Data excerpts
-- Start --
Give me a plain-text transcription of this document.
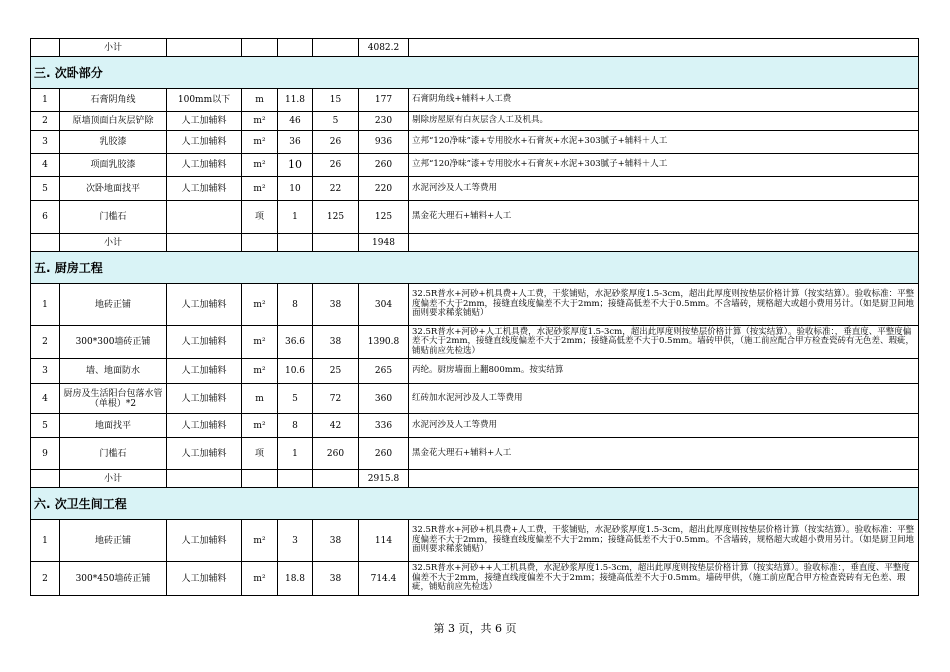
	小计					4082.2	
三. 次卧部分							
1	石膏阴角线	100mm以下	m	11.8	15	177	石膏阴角线+辅料+人工费
2	原墙顶面白灰层铲除	人工加辅料	m²	46	5	230	剔除房屋原有白灰层含人工及机具。
3	乳胶漆	人工加辅料	m²	36	26	936	立邦“120净味”漆+专用胶水+石膏灰+水泥+303腻子+辅料＋人工
4	项面乳胶漆	人工加辅料	m²	10	26	260	立邦“120净味”漆+专用胶水+石膏灰+水泥+303腻子+辅料＋人工
5	次卧地面找平	人工加辅料	m²	10	22	220	水泥河沙及人工等费用
6	门槛石		项	1	125	125	黑金花大理石+辅料+人工
	小计					1948	
五. 厨房工程							
1	地砖正铺	人工加辅料	m²	8	38	304	32.5R普水+河砂+机具费+人工费，干浆铺贴，水泥砂浆厚度1.5-3cm，超出此厚度则按垫层价格计算（按实结算）。验收标准：平整度偏差不大于2mm，接缝直线度偏差不大于2mm；接缝高低差不大于0.5mm。不含墙砖，规格超大或超小费用另计。（如是厨卫间地面则要求稀浆铺贴）
2	300*300墙砖正铺	人工加辅料	m²	36.6	38	1390.8	32.5R普水+河砂+人工机具费，水泥砂浆厚度1.5-3cm，超出此厚度则按垫层价格计算（按实结算）。验收标准：，垂直度、平整度偏差不大于2mm，接缝直线度偏差不大于2mm；接缝高低差不大于0.5mm。墙砖甲供，（施工前应配合甲方检查瓷砖有无色差、瑕疵，铺贴前应先检选）
3	墙、地面防水	人工加辅料	m²	10.6	25	265	丙纶。厨房墙面上翻800mm。按实结算
4	厨房及生活阳台包落水管（单根）*2	人工加辅料	m	5	72	360	红砖加水泥河沙及人工等费用
5	地面找平	人工加辅料	m²	8	42	336	水泥河沙及人工等费用
9	门槛石	人工加辅料	项	1	260	260	黑金花大理石+辅料+人工
	小计					2915.8	
六. 次卫生间工程							
1	地砖正铺	人工加辅料	m²	3	38	114	32.5R普水+河砂+机具费+人工费，干浆铺贴，水泥砂浆厚度1.5-3cm，超出此厚度则按垫层价格计算（按实结算）。验收标准：平整度偏差不大于2mm，接缝直线度偏差不大于2mm；接缝高低差不大于0.5mm。不含墙砖，规格超大或超小费用另计。（如是厨卫间地面则要求稀浆铺贴）
2	300*450墙砖正铺	人工加辅料	m²	18.8	38	714.4	32.5R普水+河砂++人工机具费，水泥砂浆厚度1.5-3cm，超出此厚度则按垫层价格计算（按实结算）。验收标准：，垂直度、平整度偏差不大于2mm，接缝直线度偏差不大于2mm；接缝高低差不大于0.5mm。墙砖甲供，（施工前应配合甲方检查瓷砖有无色差、瑕疵，铺贴前应先检选）
第 3 页，共 6 页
-- End --
=== Objective ===
Pictures are not part of the copy; reproduce everything else in the records exactly.

=== Exercise result ===
Give me a plain-text transcription of this document.
	小计					4082.2	
三. 次卧部分							
1	石膏阴角线	100mm以下	m	11.8	15	177	石膏阴角线+辅料+人工费
2	原墙顶面白灰层铲除	人工加辅料	m²	46	5	230	剔除房屋原有白灰层含人工及机具。
3	乳胶漆	人工加辅料	m²	36	26	936	立邦“120净味”漆+专用胶水+石膏灰+水泥+303腻子+辅料＋人工
4	项面乳胶漆	人工加辅料	m²	10	26	260	立邦“120净味”漆+专用胶水+石膏灰+水泥+303腻子+辅料＋人工
5	次卧地面找平	人工加辅料	m²	10	22	220	水泥河沙及人工等费用
6	门槛石		项	1	125	125	黑金花大理石+辅料+人工
	小计					1948	
五. 厨房工程							
1	地砖正铺	人工加辅料	m²	8	38	304	32.5R普水+河砂+机具费+人工费，干浆铺贴，水泥砂浆厚度1.5-3cm，超出此厚度则按垫层价格计算（按实结算）。验收标准：平整度偏差不大于2mm，接缝直线度偏差不大于2mm；接缝高低差不大于0.5mm。不含墙砖，规格超大或超小费用另计。（如是厨卫间地面则要求稀浆铺贴）
2	300*300墙砖正铺	人工加辅料	m²	36.6	38	1390.8	32.5R普水+河砂+人工机具费，水泥砂浆厚度1.5-3cm，超出此厚度则按垫层价格计算（按实结算）。验收标准：，垂直度、平整度偏差不大于2mm，接缝直线度偏差不大于2mm；接缝高低差不大于0.5mm。墙砖甲供，（施工前应配合甲方检查瓷砖有无色差、瑕疵，铺贴前应先检选）
3	墙、地面防水	人工加辅料	m²	10.6	25	265	丙纶。厨房墙面上翻800mm。按实结算
4	厨房及生活阳台包落水管（单根）*2	人工加辅料	m	5	72	360	红砖加水泥河沙及人工等费用
5	地面找平	人工加辅料	m²	8	42	336	水泥河沙及人工等费用
9	门槛石	人工加辅料	项	1	260	260	黑金花大理石+辅料+人工
	小计					2915.8	
六. 次卫生间工程							
1	地砖正铺	人工加辅料	m²	3	38	114	32.5R普水+河砂+机具费+人工费，干浆铺贴，水泥砂浆厚度1.5-3cm，超出此厚度则按垫层价格计算（按实结算）。验收标准：平整度偏差不大于2mm，接缝直线度偏差不大于2mm；接缝高低差不大于0.5mm。不含墙砖，规格超大或超小费用另计。（如是厨卫间地面则要求稀浆铺贴）
2	300*450墙砖正铺	人工加辅料	m²	18.8	38	714.4	32.5R普水+河砂++人工机具费，水泥砂浆厚度1.5-3cm，超出此厚度则按垫层价格计算（按实结算）。验收标准：，垂直度、平整度偏差不大于2mm，接缝直线度偏差不大于2mm；接缝高低差不大于0.5mm。墙砖甲供，（施工前应配合甲方检查瓷砖有无色差、瑕疵，铺贴前应先检选）
第 3 页，共 6 页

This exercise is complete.